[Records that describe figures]
>> START

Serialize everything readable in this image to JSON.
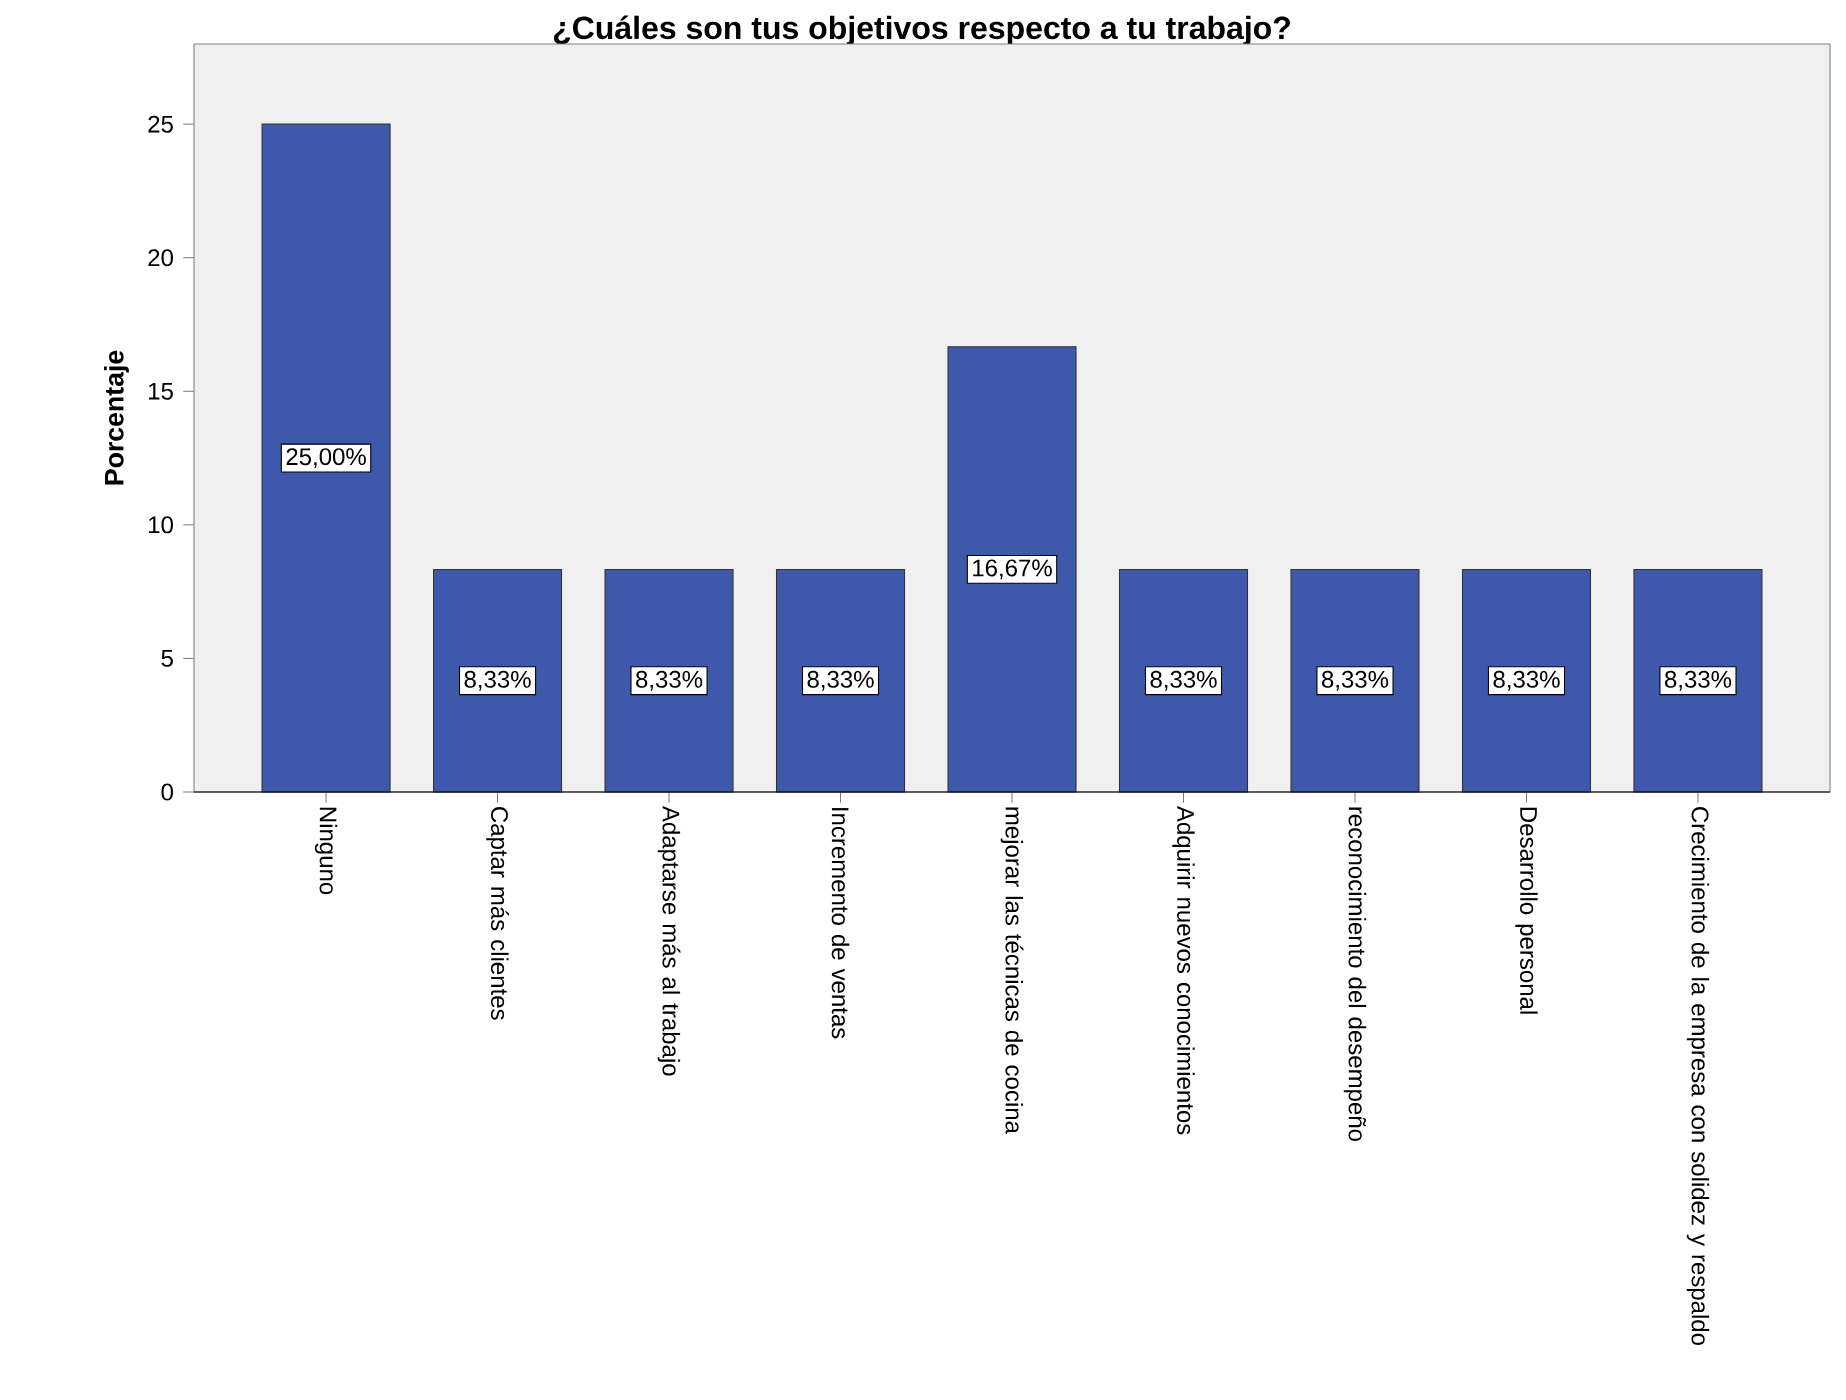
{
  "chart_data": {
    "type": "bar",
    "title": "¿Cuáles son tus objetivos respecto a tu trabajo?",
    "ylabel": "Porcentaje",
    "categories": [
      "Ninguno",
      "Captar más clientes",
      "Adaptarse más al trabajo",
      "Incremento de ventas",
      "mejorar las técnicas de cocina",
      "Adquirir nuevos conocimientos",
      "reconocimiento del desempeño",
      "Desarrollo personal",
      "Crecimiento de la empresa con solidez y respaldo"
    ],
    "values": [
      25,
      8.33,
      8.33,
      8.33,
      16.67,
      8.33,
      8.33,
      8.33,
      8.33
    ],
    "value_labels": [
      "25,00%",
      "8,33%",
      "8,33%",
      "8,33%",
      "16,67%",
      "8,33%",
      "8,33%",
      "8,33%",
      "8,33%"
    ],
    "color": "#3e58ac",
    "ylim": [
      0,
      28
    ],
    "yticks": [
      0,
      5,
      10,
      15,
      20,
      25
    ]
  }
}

>> END

Go through the entries above and copy every line containing "trabajo".

    "title": "¿Cuáles son tus objetivos respecto a tu trabajo?",
      "Adaptarse más al trabajo",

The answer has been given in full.